* ITEMS *
▼

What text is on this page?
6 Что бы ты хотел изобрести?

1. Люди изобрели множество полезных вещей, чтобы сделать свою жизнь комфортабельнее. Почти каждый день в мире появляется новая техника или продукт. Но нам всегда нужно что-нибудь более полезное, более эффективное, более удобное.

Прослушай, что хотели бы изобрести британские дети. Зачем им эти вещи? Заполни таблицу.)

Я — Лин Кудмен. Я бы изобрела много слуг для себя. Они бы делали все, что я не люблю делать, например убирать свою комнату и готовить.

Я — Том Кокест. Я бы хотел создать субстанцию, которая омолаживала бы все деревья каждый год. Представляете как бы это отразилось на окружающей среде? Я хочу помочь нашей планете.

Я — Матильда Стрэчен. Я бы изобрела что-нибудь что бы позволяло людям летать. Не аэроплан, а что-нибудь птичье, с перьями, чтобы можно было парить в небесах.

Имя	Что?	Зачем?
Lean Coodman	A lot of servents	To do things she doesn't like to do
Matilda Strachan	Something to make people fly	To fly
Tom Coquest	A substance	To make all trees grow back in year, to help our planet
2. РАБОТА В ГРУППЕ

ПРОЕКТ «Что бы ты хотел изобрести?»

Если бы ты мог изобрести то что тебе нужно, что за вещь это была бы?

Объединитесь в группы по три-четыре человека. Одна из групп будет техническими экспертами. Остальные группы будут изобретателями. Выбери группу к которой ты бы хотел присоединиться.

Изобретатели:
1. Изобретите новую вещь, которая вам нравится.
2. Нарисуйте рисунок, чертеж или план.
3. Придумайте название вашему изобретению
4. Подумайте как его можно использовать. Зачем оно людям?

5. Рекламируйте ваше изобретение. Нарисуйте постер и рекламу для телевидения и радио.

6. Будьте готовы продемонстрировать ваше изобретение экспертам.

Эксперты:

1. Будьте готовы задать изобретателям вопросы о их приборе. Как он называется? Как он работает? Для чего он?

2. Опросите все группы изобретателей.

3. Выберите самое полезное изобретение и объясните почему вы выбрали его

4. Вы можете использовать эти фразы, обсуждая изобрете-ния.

▲

* SHORT TASK *
List the lines of the entries that include "изобрести".

* OUTPUT BELOW *
6 Что бы ты хотел изобрести?
Прослушай, что хотели бы изобрести британские дети. Зачем им эти вещи? Заполни таблицу.)
ПРОЕКТ «Что бы ты хотел изобрести?»
Если бы ты мог изобрести то что тебе нужно, что за вещь это была бы?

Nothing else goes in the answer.